▶ [DOCUMENT SECTION]
****************************************
News that some 92 Chadian soldiers have been killed by Boko Haram in the east of the landlocked Central African country has gone under the radar. Not necessarily because of the global media’s preoccupation with Covid-19, but because this part of the world is generally seen as unimportant.
It follows in the wake of a Boko Haram attack on a Nigerian military convoy earlier in the week that left some 50 soldiers dead. So, despite intensive efforts, periods of success, and bold government pronouncements in the past couple of years, Boko Haram remains alive and dangerous.
Like many countries in the Sahel region, the Chadian population is fairly equally split between Muslims and Christians, with a few percentage points more of the former. Islam reached the land centuries before Christianity, moving from the Middle East after the time of the Prophet Muhammad into North Africa and then down on the caravan trails into the Sahara where it was adopted by some of the numerous ethnic tribes inhabiting the region.
The French conquered Chad in the early 20th century and Christianity gradually spread during the colonial period, although it was not accompanied by any real modernisation. Muslims now predominate in the north and east of the country, with Christians more prevalent in the south and pockets of the west, where the recent Boko Haram massacre occurred.
Boko Haram is not particularly picky about its targets. Not just Christians but large sections of the Muslim population are counted as enemies, their fundamentalist Salafi faith running counter not just to Shia Muslims but many more ‘moderate’ Sunnis. With the polarising divide between Christians and Muslims, not to mention splits within these respective religions, in Nigeria, Chad, Niger and Mali, the jihadists”holy war’ will not cease.
It was religious tensions that sparked the Chadian Civil War in 1965, just five years after the country had secured independence from France. Francois Tombalbaye, a southern Protestant, was severely mistrusted by the Muslims residing in the north of the country, who saw his policies as religiously-motivated.
****************************************
▶ [GIVEN INFORMATION]
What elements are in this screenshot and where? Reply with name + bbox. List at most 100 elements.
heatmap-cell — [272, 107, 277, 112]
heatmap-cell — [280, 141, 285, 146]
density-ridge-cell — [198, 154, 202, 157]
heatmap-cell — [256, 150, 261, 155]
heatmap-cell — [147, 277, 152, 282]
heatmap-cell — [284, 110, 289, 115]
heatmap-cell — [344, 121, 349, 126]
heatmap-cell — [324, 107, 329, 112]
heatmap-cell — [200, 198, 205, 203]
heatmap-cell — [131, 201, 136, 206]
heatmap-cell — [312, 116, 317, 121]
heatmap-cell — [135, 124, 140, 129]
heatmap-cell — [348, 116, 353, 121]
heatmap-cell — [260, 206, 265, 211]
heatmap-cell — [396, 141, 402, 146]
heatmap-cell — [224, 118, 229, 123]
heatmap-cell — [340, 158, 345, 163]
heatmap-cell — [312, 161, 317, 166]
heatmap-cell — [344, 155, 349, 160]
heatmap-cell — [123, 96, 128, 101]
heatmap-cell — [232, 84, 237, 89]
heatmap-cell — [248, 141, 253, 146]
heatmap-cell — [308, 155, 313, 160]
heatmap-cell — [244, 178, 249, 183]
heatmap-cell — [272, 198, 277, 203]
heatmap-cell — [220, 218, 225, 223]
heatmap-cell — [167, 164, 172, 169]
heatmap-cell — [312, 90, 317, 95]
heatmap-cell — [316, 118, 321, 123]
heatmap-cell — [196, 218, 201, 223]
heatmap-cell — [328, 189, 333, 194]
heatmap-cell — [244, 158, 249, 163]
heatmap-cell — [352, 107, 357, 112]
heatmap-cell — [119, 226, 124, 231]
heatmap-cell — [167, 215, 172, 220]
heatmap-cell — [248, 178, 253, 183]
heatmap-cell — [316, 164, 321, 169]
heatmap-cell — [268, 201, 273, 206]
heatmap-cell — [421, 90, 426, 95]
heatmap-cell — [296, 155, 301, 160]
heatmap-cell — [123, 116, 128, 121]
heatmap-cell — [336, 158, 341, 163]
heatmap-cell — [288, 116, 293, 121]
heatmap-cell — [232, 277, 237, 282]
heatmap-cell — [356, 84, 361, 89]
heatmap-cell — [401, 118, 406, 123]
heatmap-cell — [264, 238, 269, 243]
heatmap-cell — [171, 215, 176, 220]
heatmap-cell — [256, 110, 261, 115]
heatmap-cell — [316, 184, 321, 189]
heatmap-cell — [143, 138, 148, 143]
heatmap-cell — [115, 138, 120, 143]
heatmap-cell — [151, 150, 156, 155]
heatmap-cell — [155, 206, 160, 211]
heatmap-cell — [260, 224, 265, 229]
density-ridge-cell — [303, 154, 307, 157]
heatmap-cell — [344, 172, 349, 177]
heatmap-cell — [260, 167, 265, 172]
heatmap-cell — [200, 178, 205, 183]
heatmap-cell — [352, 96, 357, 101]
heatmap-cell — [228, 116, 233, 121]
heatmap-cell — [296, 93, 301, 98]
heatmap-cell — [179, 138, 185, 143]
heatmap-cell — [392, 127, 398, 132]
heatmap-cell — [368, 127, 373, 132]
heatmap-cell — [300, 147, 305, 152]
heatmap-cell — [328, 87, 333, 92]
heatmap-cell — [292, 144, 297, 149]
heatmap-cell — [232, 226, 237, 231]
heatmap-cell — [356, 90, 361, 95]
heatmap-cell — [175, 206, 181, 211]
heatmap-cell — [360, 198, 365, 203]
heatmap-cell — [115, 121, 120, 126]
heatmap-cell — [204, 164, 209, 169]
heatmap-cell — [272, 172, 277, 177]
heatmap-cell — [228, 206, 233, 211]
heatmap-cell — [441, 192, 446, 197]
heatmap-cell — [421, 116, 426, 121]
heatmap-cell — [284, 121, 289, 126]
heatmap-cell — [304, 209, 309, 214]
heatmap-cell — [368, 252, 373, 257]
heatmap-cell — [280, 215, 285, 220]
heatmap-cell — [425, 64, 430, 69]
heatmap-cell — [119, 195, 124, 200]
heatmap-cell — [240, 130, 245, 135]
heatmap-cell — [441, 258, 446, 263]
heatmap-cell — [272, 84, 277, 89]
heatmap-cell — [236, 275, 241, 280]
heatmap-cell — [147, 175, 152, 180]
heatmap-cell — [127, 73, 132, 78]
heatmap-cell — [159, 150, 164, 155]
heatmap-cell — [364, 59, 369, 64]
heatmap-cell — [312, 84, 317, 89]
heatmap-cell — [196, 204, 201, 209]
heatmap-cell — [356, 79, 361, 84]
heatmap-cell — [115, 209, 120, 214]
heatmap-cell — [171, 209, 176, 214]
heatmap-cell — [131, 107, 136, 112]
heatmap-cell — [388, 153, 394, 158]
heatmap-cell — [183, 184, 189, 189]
****************************************
▶ [EXERCISE REQUIREMENTS]
Go on with the article on Boko Haram and Chad from the point where it stops.

▶ [OUTPUT]
It took until 1975 before Tombalbaye was eventually deposed and since then the country has effectively only had two rulers: Hissène Habré (1982-1990) and Idriss Déby (1990-present). Neither ruler has been particularly concerned with Chadian impoverishment or human rights, and their dictatorships have failed to stifle religious conflict, with Chad returning to civil war in 2005.
Déby has, however, been keen to eradicate Boko Haram from Chad’s borders, concerned of the impetus the terrorist group could receive from disenchanted Chadian Muslims.
There is no doubt that international concern over Covid-19 will be exploited by groups such as Boko Haram, who will seek to take advantage of the disruption – and general inattention towards the region – to further their warped goals. Meanwhile, any momentum gained by Boko Haram, or religious strife that their attacks promote, will cause the type of widespread panic and displacement that will ensure that Covid-19 spreads through the region quickly on its arrival.
We are awaiting the full affects of the pandemic to grip Africa and, when it comes, the destitute populace of Chad seemingly stands little chance.